**TASK PROMPT:**
Reproduce the records below exactly as given.

**DATASET RECORDS:**

--- BEGIN ---

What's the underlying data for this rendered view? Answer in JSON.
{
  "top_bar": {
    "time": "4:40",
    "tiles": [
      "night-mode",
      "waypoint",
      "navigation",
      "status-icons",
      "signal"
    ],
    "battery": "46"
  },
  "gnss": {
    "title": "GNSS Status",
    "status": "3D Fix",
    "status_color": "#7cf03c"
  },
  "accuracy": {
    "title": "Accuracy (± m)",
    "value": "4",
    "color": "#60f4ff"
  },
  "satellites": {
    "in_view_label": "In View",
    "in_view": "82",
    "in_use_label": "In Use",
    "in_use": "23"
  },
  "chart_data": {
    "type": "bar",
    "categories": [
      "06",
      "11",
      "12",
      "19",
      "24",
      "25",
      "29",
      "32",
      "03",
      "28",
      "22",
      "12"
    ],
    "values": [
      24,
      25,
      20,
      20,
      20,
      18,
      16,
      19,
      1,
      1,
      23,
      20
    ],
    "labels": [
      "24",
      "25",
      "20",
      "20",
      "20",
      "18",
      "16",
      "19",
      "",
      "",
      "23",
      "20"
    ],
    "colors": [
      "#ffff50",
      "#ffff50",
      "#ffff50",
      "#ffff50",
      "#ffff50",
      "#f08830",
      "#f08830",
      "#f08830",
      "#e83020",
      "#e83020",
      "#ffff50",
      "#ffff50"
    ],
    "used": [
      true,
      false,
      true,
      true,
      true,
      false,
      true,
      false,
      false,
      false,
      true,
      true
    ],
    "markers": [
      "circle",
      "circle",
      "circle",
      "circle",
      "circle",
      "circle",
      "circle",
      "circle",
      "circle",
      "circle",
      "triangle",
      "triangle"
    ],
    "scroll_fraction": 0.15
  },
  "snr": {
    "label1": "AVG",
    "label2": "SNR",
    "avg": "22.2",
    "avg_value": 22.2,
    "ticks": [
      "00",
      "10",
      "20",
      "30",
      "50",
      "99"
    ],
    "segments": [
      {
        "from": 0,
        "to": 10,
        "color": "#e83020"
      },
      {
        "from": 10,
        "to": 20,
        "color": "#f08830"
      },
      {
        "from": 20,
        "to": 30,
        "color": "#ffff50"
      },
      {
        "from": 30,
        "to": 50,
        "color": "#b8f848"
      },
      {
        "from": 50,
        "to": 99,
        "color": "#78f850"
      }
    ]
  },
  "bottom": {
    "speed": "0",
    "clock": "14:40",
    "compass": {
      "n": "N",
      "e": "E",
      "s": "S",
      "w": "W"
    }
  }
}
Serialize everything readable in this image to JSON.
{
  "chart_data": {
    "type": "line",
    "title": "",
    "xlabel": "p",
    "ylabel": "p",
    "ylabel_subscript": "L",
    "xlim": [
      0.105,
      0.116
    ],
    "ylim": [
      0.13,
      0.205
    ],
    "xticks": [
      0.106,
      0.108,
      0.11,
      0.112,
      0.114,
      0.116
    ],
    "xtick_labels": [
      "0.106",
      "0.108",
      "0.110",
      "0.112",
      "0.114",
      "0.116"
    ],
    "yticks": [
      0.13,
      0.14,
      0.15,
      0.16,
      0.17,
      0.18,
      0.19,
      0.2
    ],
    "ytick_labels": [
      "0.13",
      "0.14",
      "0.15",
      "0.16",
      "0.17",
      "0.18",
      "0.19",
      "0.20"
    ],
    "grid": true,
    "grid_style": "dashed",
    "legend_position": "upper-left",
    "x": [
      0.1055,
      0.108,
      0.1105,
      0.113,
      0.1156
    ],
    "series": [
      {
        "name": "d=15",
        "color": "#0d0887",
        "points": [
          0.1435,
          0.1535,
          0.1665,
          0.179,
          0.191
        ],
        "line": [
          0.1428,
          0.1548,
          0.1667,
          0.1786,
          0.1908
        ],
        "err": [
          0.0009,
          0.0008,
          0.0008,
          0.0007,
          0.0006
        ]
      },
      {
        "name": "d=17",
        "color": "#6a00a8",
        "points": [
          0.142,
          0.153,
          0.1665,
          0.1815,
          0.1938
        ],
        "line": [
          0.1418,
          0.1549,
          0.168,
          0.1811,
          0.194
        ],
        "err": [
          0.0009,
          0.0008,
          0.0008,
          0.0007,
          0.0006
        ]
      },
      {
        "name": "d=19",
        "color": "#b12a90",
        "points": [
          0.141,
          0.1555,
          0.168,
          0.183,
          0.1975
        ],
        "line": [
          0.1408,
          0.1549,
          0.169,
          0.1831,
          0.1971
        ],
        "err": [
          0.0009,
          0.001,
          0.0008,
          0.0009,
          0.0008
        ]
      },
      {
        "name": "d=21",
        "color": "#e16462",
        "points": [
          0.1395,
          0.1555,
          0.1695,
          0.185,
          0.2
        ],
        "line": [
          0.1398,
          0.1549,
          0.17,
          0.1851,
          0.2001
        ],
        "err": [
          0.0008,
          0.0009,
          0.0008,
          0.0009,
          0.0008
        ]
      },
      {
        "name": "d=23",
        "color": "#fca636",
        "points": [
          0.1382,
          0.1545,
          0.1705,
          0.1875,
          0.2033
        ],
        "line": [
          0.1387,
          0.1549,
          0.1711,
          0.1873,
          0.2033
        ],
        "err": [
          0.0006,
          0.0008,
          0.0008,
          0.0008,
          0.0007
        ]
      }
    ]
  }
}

--- END ---

**FINISHED EXERCISE:**
What's the underlying data for this rendered view? Answer in JSON.
{
  "top_bar": {
    "time": "4:40",
    "tiles": [
      "night-mode",
      "waypoint",
      "navigation",
      "status-icons",
      "signal"
    ],
    "battery": "46"
  },
  "gnss": {
    "title": "GNSS Status",
    "status": "3D Fix",
    "status_color": "#7cf03c"
  },
  "accuracy": {
    "title": "Accuracy (± m)",
    "value": "4",
    "color": "#60f4ff"
  },
  "satellites": {
    "in_view_label": "In View",
    "in_view": "82",
    "in_use_label": "In Use",
    "in_use": "23"
  },
  "chart_data": {
    "type": "bar",
    "categories": [
      "06",
      "11",
      "12",
      "19",
      "24",
      "25",
      "29",
      "32",
      "03",
      "28",
      "22",
      "12"
    ],
    "values": [
      24,
      25,
      20,
      20,
      20,
      18,
      16,
      19,
      1,
      1,
      23,
      20
    ],
    "labels": [
      "24",
      "25",
      "20",
      "20",
      "20",
      "18",
      "16",
      "19",
      "",
      "",
      "23",
      "20"
    ],
    "colors": [
      "#ffff50",
      "#ffff50",
      "#ffff50",
      "#ffff50",
      "#ffff50",
      "#f08830",
      "#f08830",
      "#f08830",
      "#e83020",
      "#e83020",
      "#ffff50",
      "#ffff50"
    ],
    "used": [
      true,
      false,
      true,
      true,
      true,
      false,
      true,
      false,
      false,
      false,
      true,
      true
    ],
    "markers": [
      "circle",
      "circle",
      "circle",
      "circle",
      "circle",
      "circle",
      "circle",
      "circle",
      "circle",
      "circle",
      "triangle",
      "triangle"
    ],
    "scroll_fraction": 0.15
  },
  "snr": {
    "label1": "AVG",
    "label2": "SNR",
    "avg": "22.2",
    "avg_value": 22.2,
    "ticks": [
      "00",
      "10",
      "20",
      "30",
      "50",
      "99"
    ],
    "segments": [
      {
        "from": 0,
        "to": 10,
        "color": "#e83020"
      },
      {
        "from": 10,
        "to": 20,
        "color": "#f08830"
      },
      {
        "from": 20,
        "to": 30,
        "color": "#ffff50"
      },
      {
        "from": 30,
        "to": 50,
        "color": "#b8f848"
      },
      {
        "from": 50,
        "to": 99,
        "color": "#78f850"
      }
    ]
  },
  "bottom": {
    "speed": "0",
    "clock": "14:40",
    "compass": {
      "n": "N",
      "e": "E",
      "s": "S",
      "w": "W"
    }
  }
}
Serialize everything readable in this image to JSON.
{
  "chart_data": {
    "type": "line",
    "title": "",
    "xlabel": "p",
    "ylabel": "p",
    "ylabel_subscript": "L",
    "xlim": [
      0.105,
      0.116
    ],
    "ylim": [
      0.13,
      0.205
    ],
    "xticks": [
      0.106,
      0.108,
      0.11,
      0.112,
      0.114,
      0.116
    ],
    "xtick_labels": [
      "0.106",
      "0.108",
      "0.110",
      "0.112",
      "0.114",
      "0.116"
    ],
    "yticks": [
      0.13,
      0.14,
      0.15,
      0.16,
      0.17,
      0.18,
      0.19,
      0.2
    ],
    "ytick_labels": [
      "0.13",
      "0.14",
      "0.15",
      "0.16",
      "0.17",
      "0.18",
      "0.19",
      "0.20"
    ],
    "grid": true,
    "grid_style": "dashed",
    "legend_position": "upper-left",
    "x": [
      0.1055,
      0.108,
      0.1105,
      0.113,
      0.1156
    ],
    "series": [
      {
        "name": "d=15",
        "color": "#0d0887",
        "points": [
          0.1435,
          0.1535,
          0.1665,
          0.179,
          0.191
        ],
        "line": [
          0.1428,
          0.1548,
          0.1667,
          0.1786,
          0.1908
        ],
        "err": [
          0.0009,
          0.0008,
          0.0008,
          0.0007,
          0.0006
        ]
      },
      {
        "name": "d=17",
        "color": "#6a00a8",
        "points": [
          0.142,
          0.153,
          0.1665,
          0.1815,
          0.1938
        ],
        "line": [
          0.1418,
          0.1549,
          0.168,
          0.1811,
          0.194
        ],
        "err": [
          0.0009,
          0.0008,
          0.0008,
          0.0007,
          0.0006
        ]
      },
      {
        "name": "d=19",
        "color": "#b12a90",
        "points": [
          0.141,
          0.1555,
          0.168,
          0.183,
          0.1975
        ],
        "line": [
          0.1408,
          0.1549,
          0.169,
          0.1831,
          0.1971
        ],
        "err": [
          0.0009,
          0.001,
          0.0008,
          0.0009,
          0.0008
        ]
      },
      {
        "name": "d=21",
        "color": "#e16462",
        "points": [
          0.1395,
          0.1555,
          0.1695,
          0.185,
          0.2
        ],
        "line": [
          0.1398,
          0.1549,
          0.17,
          0.1851,
          0.2001
        ],
        "err": [
          0.0008,
          0.0009,
          0.0008,
          0.0009,
          0.0008
        ]
      },
      {
        "name": "d=23",
        "color": "#fca636",
        "points": [
          0.1382,
          0.1545,
          0.1705,
          0.1875,
          0.2033
        ],
        "line": [
          0.1387,
          0.1549,
          0.1711,
          0.1873,
          0.2033
        ],
        "err": [
          0.0006,
          0.0008,
          0.0008,
          0.0008,
          0.0007
        ]
      }
    ]
  }
}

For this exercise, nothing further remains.